Please edit the material below by changing every "pair-row" to "pair-item" and keeping everything else the same.

[Element location listings]
********

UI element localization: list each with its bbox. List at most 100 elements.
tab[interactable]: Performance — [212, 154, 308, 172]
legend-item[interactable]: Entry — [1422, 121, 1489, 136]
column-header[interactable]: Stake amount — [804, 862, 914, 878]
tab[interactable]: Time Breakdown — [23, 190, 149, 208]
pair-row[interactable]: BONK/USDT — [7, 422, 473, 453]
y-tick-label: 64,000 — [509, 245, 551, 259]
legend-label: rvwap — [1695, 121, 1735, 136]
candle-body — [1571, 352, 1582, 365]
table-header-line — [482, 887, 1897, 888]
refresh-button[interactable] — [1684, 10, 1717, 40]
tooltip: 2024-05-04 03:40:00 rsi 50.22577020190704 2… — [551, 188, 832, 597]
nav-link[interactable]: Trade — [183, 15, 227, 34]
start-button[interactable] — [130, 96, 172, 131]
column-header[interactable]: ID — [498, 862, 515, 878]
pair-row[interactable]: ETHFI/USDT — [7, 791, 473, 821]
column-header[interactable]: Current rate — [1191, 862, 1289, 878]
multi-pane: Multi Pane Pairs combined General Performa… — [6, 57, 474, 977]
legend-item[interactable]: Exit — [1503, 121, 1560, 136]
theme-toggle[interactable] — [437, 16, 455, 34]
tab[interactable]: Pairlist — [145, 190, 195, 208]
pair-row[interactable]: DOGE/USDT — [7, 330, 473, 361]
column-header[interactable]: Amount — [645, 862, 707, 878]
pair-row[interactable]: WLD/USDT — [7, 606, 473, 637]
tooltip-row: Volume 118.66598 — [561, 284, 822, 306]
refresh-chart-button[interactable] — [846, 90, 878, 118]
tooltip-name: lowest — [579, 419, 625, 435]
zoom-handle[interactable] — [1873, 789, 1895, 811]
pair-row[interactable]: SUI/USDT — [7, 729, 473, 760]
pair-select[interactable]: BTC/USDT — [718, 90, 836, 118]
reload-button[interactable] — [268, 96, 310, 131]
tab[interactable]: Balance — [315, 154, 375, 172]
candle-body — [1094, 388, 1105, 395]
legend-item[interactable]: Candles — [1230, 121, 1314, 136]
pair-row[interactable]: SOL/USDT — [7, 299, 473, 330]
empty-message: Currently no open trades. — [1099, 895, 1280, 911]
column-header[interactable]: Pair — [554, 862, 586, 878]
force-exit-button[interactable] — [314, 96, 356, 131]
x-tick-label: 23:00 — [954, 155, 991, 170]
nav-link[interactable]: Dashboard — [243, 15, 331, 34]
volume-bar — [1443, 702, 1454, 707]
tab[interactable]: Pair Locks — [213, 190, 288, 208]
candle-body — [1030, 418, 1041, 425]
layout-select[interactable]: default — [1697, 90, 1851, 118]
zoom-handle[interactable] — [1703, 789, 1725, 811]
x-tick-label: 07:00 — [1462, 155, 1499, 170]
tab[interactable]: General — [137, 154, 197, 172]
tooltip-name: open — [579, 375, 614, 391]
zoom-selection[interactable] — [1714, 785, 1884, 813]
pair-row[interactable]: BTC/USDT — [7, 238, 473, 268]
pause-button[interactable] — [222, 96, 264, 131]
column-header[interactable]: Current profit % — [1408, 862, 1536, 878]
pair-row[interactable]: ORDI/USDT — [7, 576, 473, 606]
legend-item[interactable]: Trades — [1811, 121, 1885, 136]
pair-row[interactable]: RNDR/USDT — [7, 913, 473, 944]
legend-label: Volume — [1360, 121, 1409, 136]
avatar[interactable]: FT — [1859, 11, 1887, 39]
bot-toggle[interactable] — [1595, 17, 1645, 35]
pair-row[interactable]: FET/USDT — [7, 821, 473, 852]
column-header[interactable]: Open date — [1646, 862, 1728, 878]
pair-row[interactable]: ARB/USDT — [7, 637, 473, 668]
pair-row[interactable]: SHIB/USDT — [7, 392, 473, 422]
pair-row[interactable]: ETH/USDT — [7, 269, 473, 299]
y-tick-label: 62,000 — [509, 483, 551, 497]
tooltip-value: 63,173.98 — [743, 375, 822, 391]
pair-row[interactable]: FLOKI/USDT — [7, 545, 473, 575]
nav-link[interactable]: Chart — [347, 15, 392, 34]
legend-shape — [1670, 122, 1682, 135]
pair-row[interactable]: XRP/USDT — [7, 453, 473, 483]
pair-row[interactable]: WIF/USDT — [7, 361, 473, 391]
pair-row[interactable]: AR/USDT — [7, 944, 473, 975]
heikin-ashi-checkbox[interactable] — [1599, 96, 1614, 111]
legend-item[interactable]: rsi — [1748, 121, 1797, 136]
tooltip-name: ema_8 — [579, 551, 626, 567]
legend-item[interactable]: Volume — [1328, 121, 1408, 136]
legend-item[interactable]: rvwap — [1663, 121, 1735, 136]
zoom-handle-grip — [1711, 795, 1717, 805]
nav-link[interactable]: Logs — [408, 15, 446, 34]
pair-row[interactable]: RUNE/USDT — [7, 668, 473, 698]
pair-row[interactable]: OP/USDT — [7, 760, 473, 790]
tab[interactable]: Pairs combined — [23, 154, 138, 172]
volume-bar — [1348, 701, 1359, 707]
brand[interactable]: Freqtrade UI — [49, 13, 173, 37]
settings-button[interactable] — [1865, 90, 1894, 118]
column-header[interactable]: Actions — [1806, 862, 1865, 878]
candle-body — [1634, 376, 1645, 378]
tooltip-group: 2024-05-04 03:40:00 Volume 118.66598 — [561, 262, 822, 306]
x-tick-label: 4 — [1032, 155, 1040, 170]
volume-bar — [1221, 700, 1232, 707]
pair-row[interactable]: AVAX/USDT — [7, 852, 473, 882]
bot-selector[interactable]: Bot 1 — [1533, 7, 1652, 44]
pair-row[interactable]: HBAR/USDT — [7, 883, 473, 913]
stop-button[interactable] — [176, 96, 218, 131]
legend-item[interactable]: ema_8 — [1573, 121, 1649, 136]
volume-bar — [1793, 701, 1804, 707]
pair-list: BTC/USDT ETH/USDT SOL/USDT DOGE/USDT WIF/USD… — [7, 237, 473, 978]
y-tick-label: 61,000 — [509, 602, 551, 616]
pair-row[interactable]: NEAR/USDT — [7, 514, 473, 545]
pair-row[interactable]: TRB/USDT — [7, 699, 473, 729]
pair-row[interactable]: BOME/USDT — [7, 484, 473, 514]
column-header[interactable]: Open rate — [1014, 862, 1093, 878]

********

== Output for this task ==
UI element localization: list each with its bbox. List at most 100 elements.
tab[interactable]: Performance — [212, 154, 308, 172]
legend-item[interactable]: Entry — [1422, 121, 1489, 136]
column-header[interactable]: Stake amount — [804, 862, 914, 878]
tab[interactable]: Time Breakdown — [23, 190, 149, 208]
pair-item[interactable]: BONK/USDT — [7, 422, 473, 453]
y-tick-label: 64,000 — [509, 245, 551, 259]
legend-label: rvwap — [1695, 121, 1735, 136]
candle-body — [1571, 352, 1582, 365]
table-header-line — [482, 887, 1897, 888]
refresh-button[interactable] — [1684, 10, 1717, 40]
tooltip: 2024-05-04 03:40:00 rsi 50.22577020190704 2… — [551, 188, 832, 597]
nav-link[interactable]: Trade — [183, 15, 227, 34]
start-button[interactable] — [130, 96, 172, 131]
column-header[interactable]: ID — [498, 862, 515, 878]
pair-item[interactable]: ETHFI/USDT — [7, 791, 473, 821]
column-header[interactable]: Current rate — [1191, 862, 1289, 878]
multi-pane: Multi Pane Pairs combined General Performa… — [6, 57, 474, 977]
legend-item[interactable]: Exit — [1503, 121, 1560, 136]
theme-toggle[interactable] — [437, 16, 455, 34]
tab[interactable]: Pairlist — [145, 190, 195, 208]
pair-item[interactable]: DOGE/USDT — [7, 330, 473, 361]
column-header[interactable]: Amount — [645, 862, 707, 878]
pair-item[interactable]: WLD/USDT — [7, 606, 473, 637]
tooltip-row: Volume 118.66598 — [561, 284, 822, 306]
refresh-chart-button[interactable] — [846, 90, 878, 118]
tooltip-name: lowest — [579, 419, 625, 435]
zoom-handle[interactable] — [1873, 789, 1895, 811]
pair-item[interactable]: SUI/USDT — [7, 729, 473, 760]
pair-select[interactable]: BTC/USDT — [718, 90, 836, 118]
reload-button[interactable] — [268, 96, 310, 131]
tab[interactable]: Balance — [315, 154, 375, 172]
candle-body — [1094, 388, 1105, 395]
legend-item[interactable]: Candles — [1230, 121, 1314, 136]
pair-item[interactable]: SOL/USDT — [7, 299, 473, 330]
empty-message: Currently no open trades. — [1099, 895, 1280, 911]
column-header[interactable]: Pair — [554, 862, 586, 878]
force-exit-button[interactable] — [314, 96, 356, 131]
x-tick-label: 23:00 — [954, 155, 991, 170]
nav-link[interactable]: Dashboard — [243, 15, 331, 34]
volume-bar — [1443, 702, 1454, 707]
tab[interactable]: Pair Locks — [213, 190, 288, 208]
candle-body — [1030, 418, 1041, 425]
layout-select[interactable]: default — [1697, 90, 1851, 118]
zoom-handle[interactable] — [1703, 789, 1725, 811]
x-tick-label: 07:00 — [1462, 155, 1499, 170]
tab[interactable]: General — [137, 154, 197, 172]
tooltip-name: open — [579, 375, 614, 391]
zoom-selection[interactable] — [1714, 785, 1884, 813]
pair-item[interactable]: BTC/USDT — [7, 238, 473, 268]
pause-button[interactable] — [222, 96, 264, 131]
column-header[interactable]: Current profit % — [1408, 862, 1536, 878]
pair-item[interactable]: ORDI/USDT — [7, 576, 473, 606]
legend-item[interactable]: Trades — [1811, 121, 1885, 136]
pair-item[interactable]: RNDR/USDT — [7, 913, 473, 944]
legend-label: Volume — [1360, 121, 1409, 136]
avatar[interactable]: FT — [1859, 11, 1887, 39]
bot-toggle[interactable] — [1595, 17, 1645, 35]
pair-item[interactable]: FET/USDT — [7, 821, 473, 852]
column-header[interactable]: Open date — [1646, 862, 1728, 878]
pair-item[interactable]: ARB/USDT — [7, 637, 473, 668]
pair-item[interactable]: SHIB/USDT — [7, 392, 473, 422]
pair-item[interactable]: ETH/USDT — [7, 269, 473, 299]
y-tick-label: 62,000 — [509, 483, 551, 497]
tooltip-value: 63,173.98 — [743, 375, 822, 391]
pair-item[interactable]: FLOKI/USDT — [7, 545, 473, 575]
nav-link[interactable]: Chart — [347, 15, 392, 34]
legend-shape — [1670, 122, 1682, 135]
pair-item[interactable]: XRP/USDT — [7, 453, 473, 483]
pair-item[interactable]: WIF/USDT — [7, 361, 473, 391]
pair-item[interactable]: AR/USDT — [7, 944, 473, 975]
heikin-ashi-checkbox[interactable] — [1599, 96, 1614, 111]
legend-item[interactable]: rsi — [1748, 121, 1797, 136]
tooltip-name: ema_8 — [579, 551, 626, 567]
legend-item[interactable]: Volume — [1328, 121, 1408, 136]
legend-item[interactable]: rvwap — [1663, 121, 1735, 136]
zoom-handle-grip — [1711, 795, 1717, 805]
nav-link[interactable]: Logs — [408, 15, 446, 34]
pair-item[interactable]: RUNE/USDT — [7, 668, 473, 698]
pair-item[interactable]: OP/USDT — [7, 760, 473, 790]
tab[interactable]: Pairs combined — [23, 154, 138, 172]
volume-bar — [1348, 701, 1359, 707]
brand[interactable]: Freqtrade UI — [49, 13, 173, 37]
settings-button[interactable] — [1865, 90, 1894, 118]
column-header[interactable]: Actions — [1806, 862, 1865, 878]
candle-body — [1634, 376, 1645, 378]
tooltip-group: 2024-05-04 03:40:00 Volume 118.66598 — [561, 262, 822, 306]
x-tick-label: 4 — [1032, 155, 1040, 170]
volume-bar — [1221, 700, 1232, 707]
pair-item[interactable]: AVAX/USDT — [7, 852, 473, 882]
bot-selector[interactable]: Bot 1 — [1533, 7, 1652, 44]
pair-item[interactable]: HBAR/USDT — [7, 883, 473, 913]
stop-button[interactable] — [176, 96, 218, 131]
legend-item[interactable]: ema_8 — [1573, 121, 1649, 136]
volume-bar — [1793, 701, 1804, 707]
pair-list: BTC/USDT ETH/USDT SOL/USDT DOGE/USDT WIF/USD… — [7, 237, 473, 978]
y-tick-label: 61,000 — [509, 602, 551, 616]
pair-item[interactable]: NEAR/USDT — [7, 514, 473, 545]
pair-item[interactable]: TRB/USDT — [7, 699, 473, 729]
pair-item[interactable]: BOME/USDT — [7, 484, 473, 514]
column-header[interactable]: Open rate — [1014, 862, 1093, 878]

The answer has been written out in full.